**WRITTEN TASK**
Please set down all the lines beneath this one exactly, without the pictures.
** Start SUPPLIED DATA **
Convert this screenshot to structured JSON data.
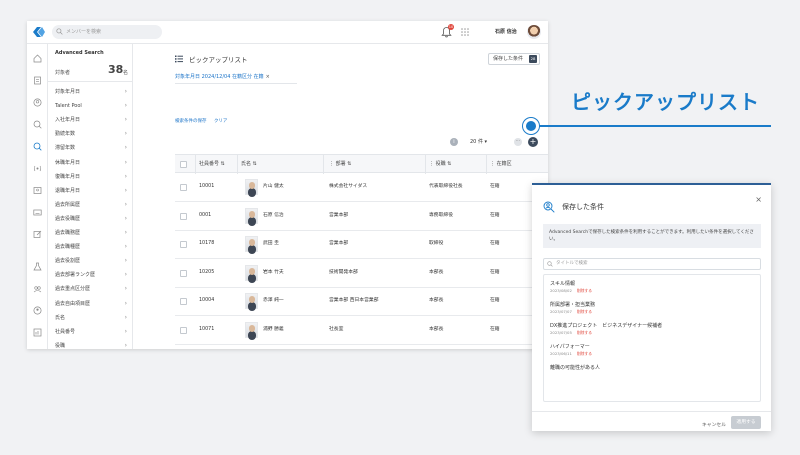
{
  "header": {
    "search_placeholder": "メンバーを検索",
    "notification_count": "10",
    "user_name": "石原 信治"
  },
  "filter_panel": {
    "title": "Advanced Search",
    "count_label": "対象者",
    "count": "38",
    "count_unit": "名",
    "items": [
      "対象年月日",
      "Talent Pool",
      "入社年月日",
      "勤続年数",
      "滞留年数",
      "休職年月日",
      "復職年月日",
      "退職年月日",
      "過去所属歴",
      "過去役職歴",
      "過去職務歴",
      "過去職種歴",
      "過去役割歴",
      "過去部署ランク歴",
      "過去重点区分歴",
      "過去自由項目歴",
      "氏名",
      "社員番号",
      "役職"
    ]
  },
  "main": {
    "title": "ピックアップリスト",
    "saved_button_label": "保存した条件",
    "saved_count": "28",
    "chip_text": "対象年月日 2024/12/04  在籍区分 在籍",
    "chip_remove": "×",
    "link_save": "検索条件の保存",
    "link_clear": "クリア",
    "info_icon": "i",
    "page_size": "20 件",
    "more_icon": "⋯",
    "add_icon": "+",
    "columns": [
      "社員番号",
      "氏名",
      "部署",
      "役職",
      "在籍区"
    ],
    "rows": [
      {
        "id": "10001",
        "name": "片山 健太",
        "dept": "株式会社サイダス",
        "role": "代表取締役社長",
        "status": "在籍"
      },
      {
        "id": "0001",
        "name": "石原 信治",
        "dept": "営業本部",
        "role": "専務取締役",
        "status": "在籍"
      },
      {
        "id": "10178",
        "name": "武田 圭",
        "dept": "営業本部",
        "role": "取締役",
        "status": "在籍"
      },
      {
        "id": "10205",
        "name": "岩本 竹夫",
        "dept": "技術開発本部",
        "role": "本部長",
        "status": "在籍"
      },
      {
        "id": "10004",
        "name": "赤澤 純一",
        "dept": "営業本部 西日本営業部",
        "role": "本部長",
        "status": "在籍"
      },
      {
        "id": "10071",
        "name": "浦野 勝義",
        "dept": "社長室",
        "role": "本部長",
        "status": "在籍"
      },
      {
        "id": "10007",
        "name": "小川 淳",
        "dept": "営業本部",
        "role": "部長",
        "status": "在籍"
      }
    ]
  },
  "dialog": {
    "title": "保存した条件",
    "close_icon": "×",
    "info": "Advanced Searchで保存した検索条件を利用することができます。利用したい条件を選択してください。",
    "search_placeholder": "タイトルで検索",
    "items": [
      {
        "title": "スキル情報",
        "date": "2023/08/02",
        "action": "削除する"
      },
      {
        "title": "所属部署・担当業務",
        "date": "2023/07/07",
        "action": "削除する"
      },
      {
        "title": "DX推進プロジェクト　ビジネスデザイナー候補者",
        "date": "2023/07/05",
        "action": "削除する"
      },
      {
        "title": "ハイパフォーマー",
        "date": "2023/06/11",
        "action": "削除する"
      },
      {
        "title": "離職の可能性がある人",
        "date": "",
        "action": ""
      }
    ],
    "cancel_label": "キャンセル",
    "submit_label": "適用する"
  },
  "callout": {
    "label": "ピックアップリスト"
  },
  "colors": {
    "accent": "#1a7bc9",
    "dark": "#3c4a5c",
    "danger": "#e0453a"
  }
}
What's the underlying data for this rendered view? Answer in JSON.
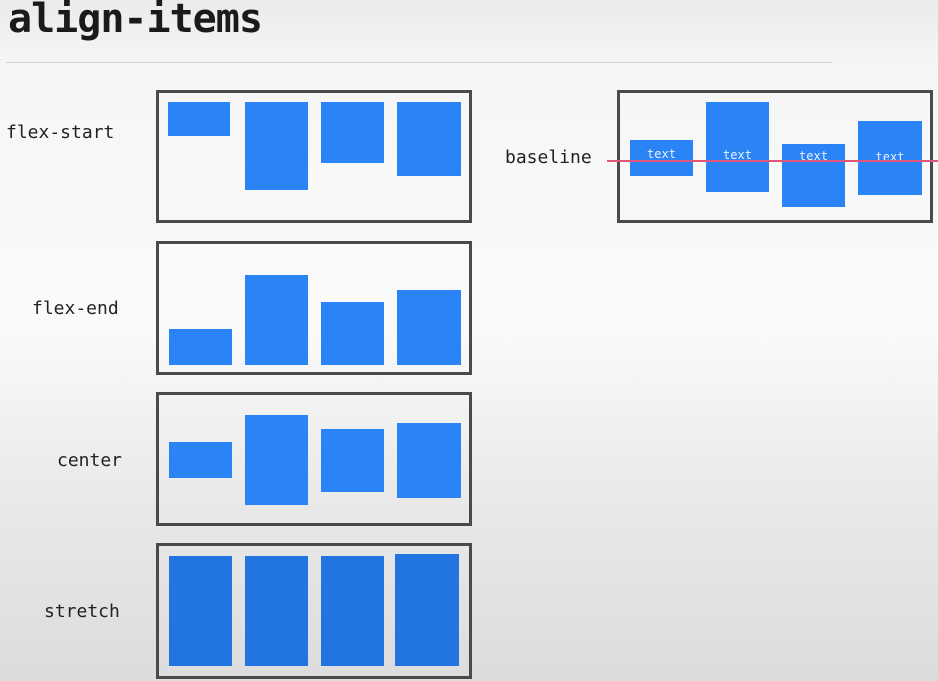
{
  "title": "align-items",
  "accent_color": "#2b84f5",
  "baseline_line_color": "#e0557a",
  "demos": {
    "flex_start": {
      "label": "flex-start"
    },
    "flex_end": {
      "label": "flex-end"
    },
    "center": {
      "label": "center"
    },
    "stretch": {
      "label": "stretch"
    },
    "baseline": {
      "label": "baseline",
      "box_text": [
        "text",
        "text",
        "text",
        "text"
      ]
    }
  }
}
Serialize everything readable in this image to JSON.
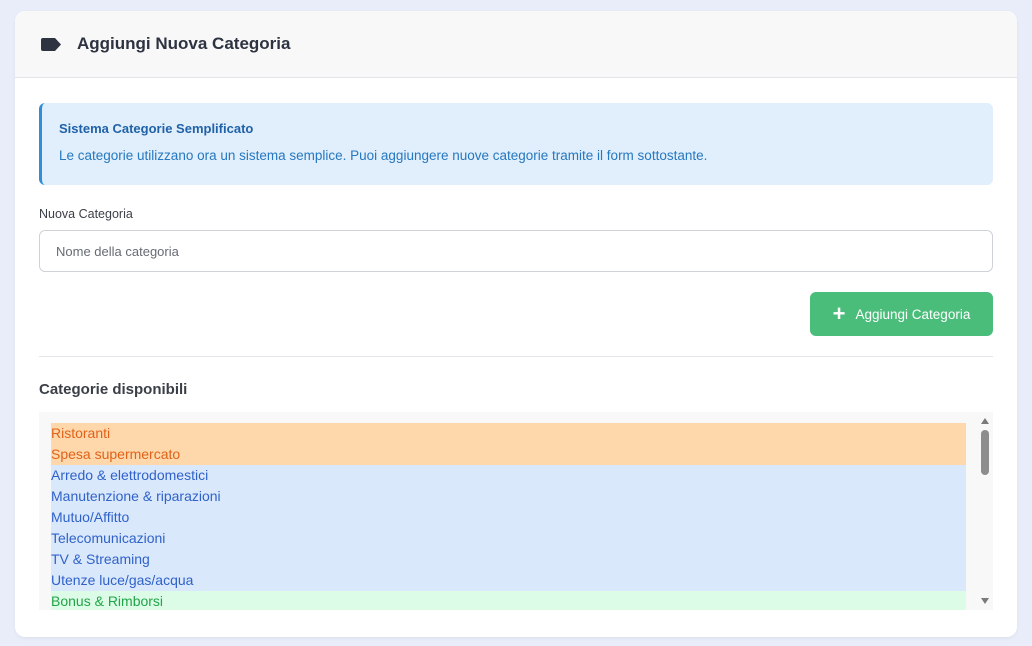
{
  "header": {
    "title": "Aggiungi Nuova Categoria",
    "icon": "tag-icon"
  },
  "info": {
    "title": "Sistema Categorie Semplificato",
    "text": "Le categorie utilizzano ora un sistema semplice. Puoi aggiungere nuove categorie tramite il form sottostante."
  },
  "form": {
    "label": "Nuova Categoria",
    "placeholder": "Nome della categoria",
    "value": "",
    "button_label": "Aggiungi Categoria",
    "button_color": "#4bbd7a"
  },
  "list": {
    "title": "Categorie disponibili",
    "items": [
      {
        "label": "Ristoranti",
        "group": "orange"
      },
      {
        "label": "Spesa supermercato",
        "group": "orange"
      },
      {
        "label": "Arredo & elettrodomestici",
        "group": "blue"
      },
      {
        "label": "Manutenzione & riparazioni",
        "group": "blue"
      },
      {
        "label": "Mutuo/Affitto",
        "group": "blue"
      },
      {
        "label": "Telecomunicazioni",
        "group": "blue"
      },
      {
        "label": "TV & Streaming",
        "group": "blue"
      },
      {
        "label": "Utenze luce/gas/acqua",
        "group": "blue"
      },
      {
        "label": "Bonus & Rimborsi",
        "group": "green"
      }
    ],
    "colors": {
      "orange": "#fed8aa",
      "blue": "#dae8fc",
      "green": "#dcfce7"
    }
  }
}
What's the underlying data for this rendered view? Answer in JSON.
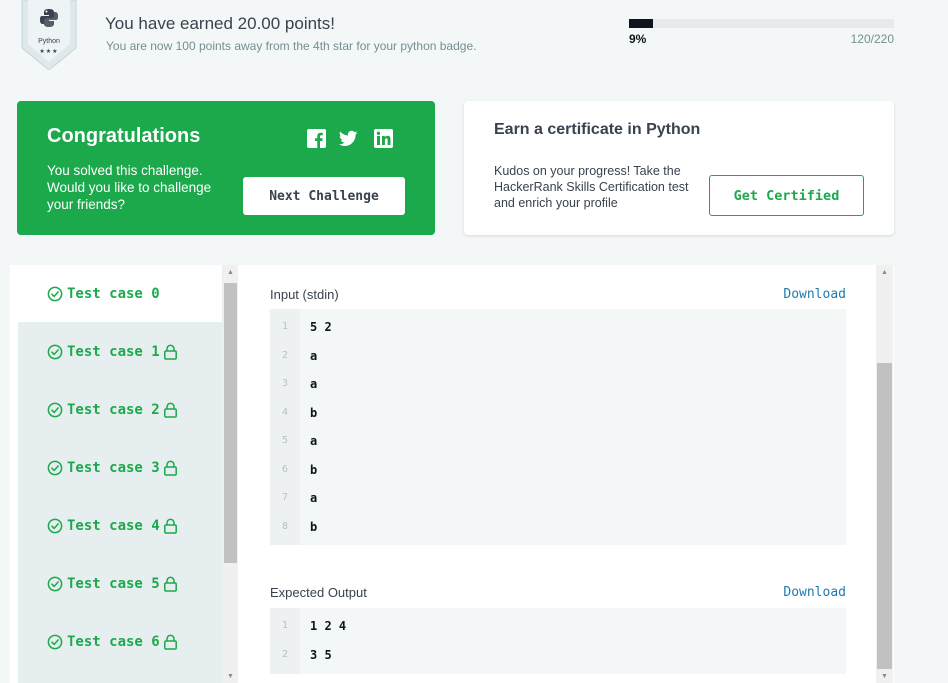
** End SUPPLIED DATA **
**TASK RESPONSE**
Convert this screenshot to structured JSON data.
{
  "header": {
    "search_placeholder": "メンバーを検索",
    "notification_count": "10",
    "user_name": "石原 信治"
  },
  "filter_panel": {
    "title": "Advanced Search",
    "count_label": "対象者",
    "count": "38",
    "count_unit": "名",
    "items": [
      "対象年月日",
      "Talent Pool",
      "入社年月日",
      "勤続年数",
      "滞留年数",
      "休職年月日",
      "復職年月日",
      "退職年月日",
      "過去所属歴",
      "過去役職歴",
      "過去職務歴",
      "過去職種歴",
      "過去役割歴",
      "過去部署ランク歴",
      "過去重点区分歴",
      "過去自由項目歴",
      "氏名",
      "社員番号",
      "役職"
    ]
  },
  "main": {
    "title": "ピックアップリスト",
    "saved_button_label": "保存した条件",
    "saved_count": "28",
    "chip_text": "対象年月日 2024/12/04  在籍区分 在籍",
    "chip_remove": "×",
    "link_save": "検索条件の保存",
    "link_clear": "クリア",
    "info_icon": "i",
    "page_size": "20 件",
    "more_icon": "⋯",
    "add_icon": "+",
    "columns": [
      "社員番号",
      "氏名",
      "部署",
      "役職",
      "在籍区"
    ],
    "rows": [
      {
        "id": "10001",
        "name": "片山 健太",
        "dept": "株式会社サイダス",
        "role": "代表取締役社長",
        "status": "在籍"
      },
      {
        "id": "0001",
        "name": "石原 信治",
        "dept": "営業本部",
        "role": "専務取締役",
        "status": "在籍"
      },
      {
        "id": "10178",
        "name": "武田 圭",
        "dept": "営業本部",
        "role": "取締役",
        "status": "在籍"
      },
      {
        "id": "10205",
        "name": "岩本 竹夫",
        "dept": "技術開発本部",
        "role": "本部長",
        "status": "在籍"
      },
      {
        "id": "10004",
        "name": "赤澤 純一",
        "dept": "営業本部 西日本営業部",
        "role": "本部長",
        "status": "在籍"
      },
      {
        "id": "10071",
        "name": "浦野 勝義",
        "dept": "社長室",
        "role": "本部長",
        "status": "在籍"
      },
      {
        "id": "10007",
        "name": "小川 淳",
        "dept": "営業本部",
        "role": "部長",
        "status": "在籍"
      }
    ]
  },
  "dialog": {
    "title": "保存した条件",
    "close_icon": "×",
    "info": "Advanced Searchで保存した検索条件を利用することができます。利用したい条件を選択してください。",
    "search_placeholder": "タイトルで検索",
    "items": [
      {
        "title": "スキル情報",
        "date": "2023/08/02",
        "action": "削除する"
      },
      {
        "title": "所属部署・担当業務",
        "date": "2023/07/07",
        "action": "削除する"
      },
      {
        "title": "DX推進プロジェクト　ビジネスデザイナー候補者",
        "date": "2023/07/05",
        "action": "削除する"
      },
      {
        "title": "ハイパフォーマー",
        "date": "2023/06/11",
        "action": "削除する"
      },
      {
        "title": "離職の可能性がある人",
        "date": "",
        "action": ""
      }
    ],
    "cancel_label": "キャンセル",
    "submit_label": "適用する"
  },
  "callout": {
    "label": "ピックアップリスト"
  },
  "colors": {
    "accent": "#1a7bc9",
    "dark": "#3c4a5c",
    "danger": "#e0453a"
  }
}
What's the underlying data for this rendered view? Answer in JSON.
{
  "title": "align-items",
  "accent_color": "#2b84f5",
  "baseline_line_color": "#e0557a",
  "demos": {
    "flex_start": {
      "label": "flex-start"
    },
    "flex_end": {
      "label": "flex-end"
    },
    "center": {
      "label": "center"
    },
    "stretch": {
      "label": "stretch"
    },
    "baseline": {
      "label": "baseline",
      "box_text": [
        "text",
        "text",
        "text",
        "text"
      ]
    }
  }
}
Serialize everything readable in this image to JSON.
{
  "header": {
    "title": "Aggiungi Nuova Categoria",
    "icon": "tag-icon"
  },
  "info": {
    "title": "Sistema Categorie Semplificato",
    "text": "Le categorie utilizzano ora un sistema semplice. Puoi aggiungere nuove categorie tramite il form sottostante."
  },
  "form": {
    "label": "Nuova Categoria",
    "placeholder": "Nome della categoria",
    "value": "",
    "button_label": "Aggiungi Categoria",
    "button_color": "#4bbd7a"
  },
  "list": {
    "title": "Categorie disponibili",
    "items": [
      {
        "label": "Ristoranti",
        "group": "orange"
      },
      {
        "label": "Spesa supermercato",
        "group": "orange"
      },
      {
        "label": "Arredo & elettrodomestici",
        "group": "blue"
      },
      {
        "label": "Manutenzione & riparazioni",
        "group": "blue"
      },
      {
        "label": "Mutuo/Affitto",
        "group": "blue"
      },
      {
        "label": "Telecomunicazioni",
        "group": "blue"
      },
      {
        "label": "TV & Streaming",
        "group": "blue"
      },
      {
        "label": "Utenze luce/gas/acqua",
        "group": "blue"
      },
      {
        "label": "Bonus & Rimborsi",
        "group": "green"
      }
    ],
    "colors": {
      "orange": "#fed8aa",
      "blue": "#dae8fc",
      "green": "#dcfce7"
    }
  }
}
What's the underlying data for this rendered view? Answer in JSON.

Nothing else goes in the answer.